» The problem: Repeat the lines of the entries that start at the first line and end at the line containing "svg-text:5000: 5000 [608,925,653,947]", including both of those lines.

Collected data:

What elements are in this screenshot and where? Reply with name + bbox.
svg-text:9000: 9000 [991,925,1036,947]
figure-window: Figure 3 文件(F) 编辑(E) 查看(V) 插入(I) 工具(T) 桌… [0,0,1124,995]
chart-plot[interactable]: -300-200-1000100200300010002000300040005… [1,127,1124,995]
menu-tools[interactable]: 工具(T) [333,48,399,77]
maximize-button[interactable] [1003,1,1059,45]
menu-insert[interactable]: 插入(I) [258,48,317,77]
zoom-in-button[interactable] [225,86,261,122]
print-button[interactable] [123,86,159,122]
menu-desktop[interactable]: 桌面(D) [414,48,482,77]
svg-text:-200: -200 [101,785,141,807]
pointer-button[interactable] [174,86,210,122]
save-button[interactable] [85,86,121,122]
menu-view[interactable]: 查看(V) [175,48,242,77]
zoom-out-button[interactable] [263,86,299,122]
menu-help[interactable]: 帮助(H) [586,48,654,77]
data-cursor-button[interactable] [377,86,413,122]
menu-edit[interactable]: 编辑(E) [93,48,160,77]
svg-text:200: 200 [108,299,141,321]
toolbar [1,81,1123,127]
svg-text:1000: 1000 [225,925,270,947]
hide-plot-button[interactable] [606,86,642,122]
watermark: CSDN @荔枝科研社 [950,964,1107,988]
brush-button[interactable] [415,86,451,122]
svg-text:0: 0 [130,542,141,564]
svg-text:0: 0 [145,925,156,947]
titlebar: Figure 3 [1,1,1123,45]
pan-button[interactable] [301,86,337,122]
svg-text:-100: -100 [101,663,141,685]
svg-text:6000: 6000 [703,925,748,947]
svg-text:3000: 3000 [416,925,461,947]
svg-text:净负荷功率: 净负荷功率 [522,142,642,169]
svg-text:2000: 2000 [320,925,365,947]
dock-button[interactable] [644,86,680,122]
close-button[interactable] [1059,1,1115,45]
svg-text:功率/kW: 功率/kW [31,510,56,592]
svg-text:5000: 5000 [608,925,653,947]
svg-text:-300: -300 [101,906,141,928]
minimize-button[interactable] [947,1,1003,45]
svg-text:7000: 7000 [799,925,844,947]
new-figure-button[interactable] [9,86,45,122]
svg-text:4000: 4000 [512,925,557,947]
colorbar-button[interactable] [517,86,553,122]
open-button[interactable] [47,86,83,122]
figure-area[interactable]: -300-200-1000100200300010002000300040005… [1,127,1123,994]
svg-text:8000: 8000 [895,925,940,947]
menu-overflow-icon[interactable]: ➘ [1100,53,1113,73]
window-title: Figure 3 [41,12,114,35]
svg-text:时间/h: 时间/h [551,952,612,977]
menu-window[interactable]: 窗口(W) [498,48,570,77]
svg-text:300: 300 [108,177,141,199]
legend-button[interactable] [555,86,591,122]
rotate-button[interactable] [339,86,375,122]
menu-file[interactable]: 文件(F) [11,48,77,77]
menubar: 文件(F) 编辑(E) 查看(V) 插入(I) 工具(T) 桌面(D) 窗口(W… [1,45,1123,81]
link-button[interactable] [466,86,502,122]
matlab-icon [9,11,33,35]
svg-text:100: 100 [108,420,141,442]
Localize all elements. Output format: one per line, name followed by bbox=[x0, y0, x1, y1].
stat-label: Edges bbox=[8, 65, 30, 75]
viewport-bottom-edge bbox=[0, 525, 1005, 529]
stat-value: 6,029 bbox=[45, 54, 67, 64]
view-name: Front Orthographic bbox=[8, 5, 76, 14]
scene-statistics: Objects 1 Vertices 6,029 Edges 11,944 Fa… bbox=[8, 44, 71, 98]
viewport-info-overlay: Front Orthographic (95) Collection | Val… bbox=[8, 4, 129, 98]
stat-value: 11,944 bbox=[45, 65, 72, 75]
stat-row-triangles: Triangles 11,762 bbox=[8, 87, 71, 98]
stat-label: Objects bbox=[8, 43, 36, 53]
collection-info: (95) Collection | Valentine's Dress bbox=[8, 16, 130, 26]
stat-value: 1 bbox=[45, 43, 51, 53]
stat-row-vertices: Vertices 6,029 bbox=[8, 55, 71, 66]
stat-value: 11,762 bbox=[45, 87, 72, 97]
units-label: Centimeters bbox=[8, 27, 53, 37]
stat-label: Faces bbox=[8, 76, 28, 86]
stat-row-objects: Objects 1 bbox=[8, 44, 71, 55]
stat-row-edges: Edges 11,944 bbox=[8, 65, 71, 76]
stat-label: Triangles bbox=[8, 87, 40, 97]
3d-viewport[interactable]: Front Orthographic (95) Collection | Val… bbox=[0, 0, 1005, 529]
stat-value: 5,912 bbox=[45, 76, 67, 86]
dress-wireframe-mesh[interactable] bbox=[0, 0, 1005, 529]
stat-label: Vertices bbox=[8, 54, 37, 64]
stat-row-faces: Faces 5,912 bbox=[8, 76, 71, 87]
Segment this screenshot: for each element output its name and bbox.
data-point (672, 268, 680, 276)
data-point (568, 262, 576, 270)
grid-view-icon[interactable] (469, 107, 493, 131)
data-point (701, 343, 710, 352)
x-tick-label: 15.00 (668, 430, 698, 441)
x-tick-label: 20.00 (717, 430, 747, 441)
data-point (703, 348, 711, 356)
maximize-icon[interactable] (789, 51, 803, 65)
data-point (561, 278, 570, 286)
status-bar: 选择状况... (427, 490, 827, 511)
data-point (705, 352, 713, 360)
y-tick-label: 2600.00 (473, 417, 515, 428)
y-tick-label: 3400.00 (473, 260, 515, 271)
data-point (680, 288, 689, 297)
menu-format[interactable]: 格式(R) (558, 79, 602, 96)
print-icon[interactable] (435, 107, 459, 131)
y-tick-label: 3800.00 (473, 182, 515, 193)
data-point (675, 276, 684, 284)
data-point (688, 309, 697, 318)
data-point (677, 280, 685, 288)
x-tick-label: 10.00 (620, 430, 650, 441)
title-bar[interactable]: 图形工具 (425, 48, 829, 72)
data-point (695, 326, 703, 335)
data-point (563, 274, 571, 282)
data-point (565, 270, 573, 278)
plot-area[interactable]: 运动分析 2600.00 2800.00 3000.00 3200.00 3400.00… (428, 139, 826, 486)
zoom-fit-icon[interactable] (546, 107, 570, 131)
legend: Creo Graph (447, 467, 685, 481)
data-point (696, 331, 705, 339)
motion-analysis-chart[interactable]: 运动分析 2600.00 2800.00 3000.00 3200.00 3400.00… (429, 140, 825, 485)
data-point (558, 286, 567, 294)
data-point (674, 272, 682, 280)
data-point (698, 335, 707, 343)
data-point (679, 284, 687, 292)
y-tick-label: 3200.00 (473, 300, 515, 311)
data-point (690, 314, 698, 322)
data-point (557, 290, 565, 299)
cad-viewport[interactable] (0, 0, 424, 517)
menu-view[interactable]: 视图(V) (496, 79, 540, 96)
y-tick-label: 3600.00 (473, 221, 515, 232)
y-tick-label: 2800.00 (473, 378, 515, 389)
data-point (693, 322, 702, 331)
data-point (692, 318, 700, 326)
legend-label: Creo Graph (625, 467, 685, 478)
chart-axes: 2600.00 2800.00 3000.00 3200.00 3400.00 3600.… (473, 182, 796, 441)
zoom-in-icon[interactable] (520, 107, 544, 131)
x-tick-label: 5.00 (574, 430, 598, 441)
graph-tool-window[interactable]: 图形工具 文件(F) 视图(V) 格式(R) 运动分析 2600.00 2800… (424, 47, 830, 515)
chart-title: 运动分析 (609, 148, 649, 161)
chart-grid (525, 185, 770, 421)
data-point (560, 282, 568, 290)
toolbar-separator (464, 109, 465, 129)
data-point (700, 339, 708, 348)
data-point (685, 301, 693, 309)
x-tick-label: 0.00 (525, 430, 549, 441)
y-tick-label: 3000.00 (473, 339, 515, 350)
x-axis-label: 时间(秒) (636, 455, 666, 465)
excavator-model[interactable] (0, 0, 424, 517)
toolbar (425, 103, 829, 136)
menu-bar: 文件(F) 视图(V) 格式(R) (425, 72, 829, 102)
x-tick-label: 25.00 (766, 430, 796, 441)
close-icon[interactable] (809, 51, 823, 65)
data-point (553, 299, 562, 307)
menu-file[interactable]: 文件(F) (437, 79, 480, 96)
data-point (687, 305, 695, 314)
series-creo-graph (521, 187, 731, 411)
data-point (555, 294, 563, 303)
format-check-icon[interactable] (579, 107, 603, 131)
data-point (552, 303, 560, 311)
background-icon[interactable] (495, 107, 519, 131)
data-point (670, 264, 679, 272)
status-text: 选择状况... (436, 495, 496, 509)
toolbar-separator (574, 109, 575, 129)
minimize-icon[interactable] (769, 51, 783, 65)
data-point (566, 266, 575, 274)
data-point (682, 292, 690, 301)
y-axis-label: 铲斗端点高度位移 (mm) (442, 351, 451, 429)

» Expected answer:
What elements are in this screenshot and where? Reply with name + bbox.
svg-text:9000: 9000 [991,925,1036,947]
figure-window: Figure 3 文件(F) 编辑(E) 查看(V) 插入(I) 工具(T) 桌… [0,0,1124,995]
chart-plot[interactable]: -300-200-1000100200300010002000300040005… [1,127,1124,995]
menu-tools[interactable]: 工具(T) [333,48,399,77]
maximize-button[interactable] [1003,1,1059,45]
menu-insert[interactable]: 插入(I) [258,48,317,77]
zoom-in-button[interactable] [225,86,261,122]
print-button[interactable] [123,86,159,122]
menu-desktop[interactable]: 桌面(D) [414,48,482,77]
svg-text:-200: -200 [101,785,141,807]
pointer-button[interactable] [174,86,210,122]
save-button[interactable] [85,86,121,122]
menu-view[interactable]: 查看(V) [175,48,242,77]
zoom-out-button[interactable] [263,86,299,122]
menu-help[interactable]: 帮助(H) [586,48,654,77]
data-cursor-button[interactable] [377,86,413,122]
menu-edit[interactable]: 编辑(E) [93,48,160,77]
svg-text:200: 200 [108,299,141,321]
toolbar [1,81,1123,127]
svg-text:1000: 1000 [225,925,270,947]
hide-plot-button[interactable] [606,86,642,122]
watermark: CSDN @荔枝科研社 [950,964,1107,988]
brush-button[interactable] [415,86,451,122]
svg-text:0: 0 [130,542,141,564]
svg-text:0: 0 [145,925,156,947]
titlebar: Figure 3 [1,1,1123,45]
pan-button[interactable] [301,86,337,122]
svg-text:-100: -100 [101,663,141,685]
svg-text:6000: 6000 [703,925,748,947]
svg-text:3000: 3000 [416,925,461,947]
svg-text:净负荷功率: 净负荷功率 [522,142,642,169]
svg-text:2000: 2000 [320,925,365,947]
dock-button[interactable] [644,86,680,122]
close-button[interactable] [1059,1,1115,45]
svg-text:功率/kW: 功率/kW [31,510,56,592]
svg-text:5000: 5000 [608,925,653,947]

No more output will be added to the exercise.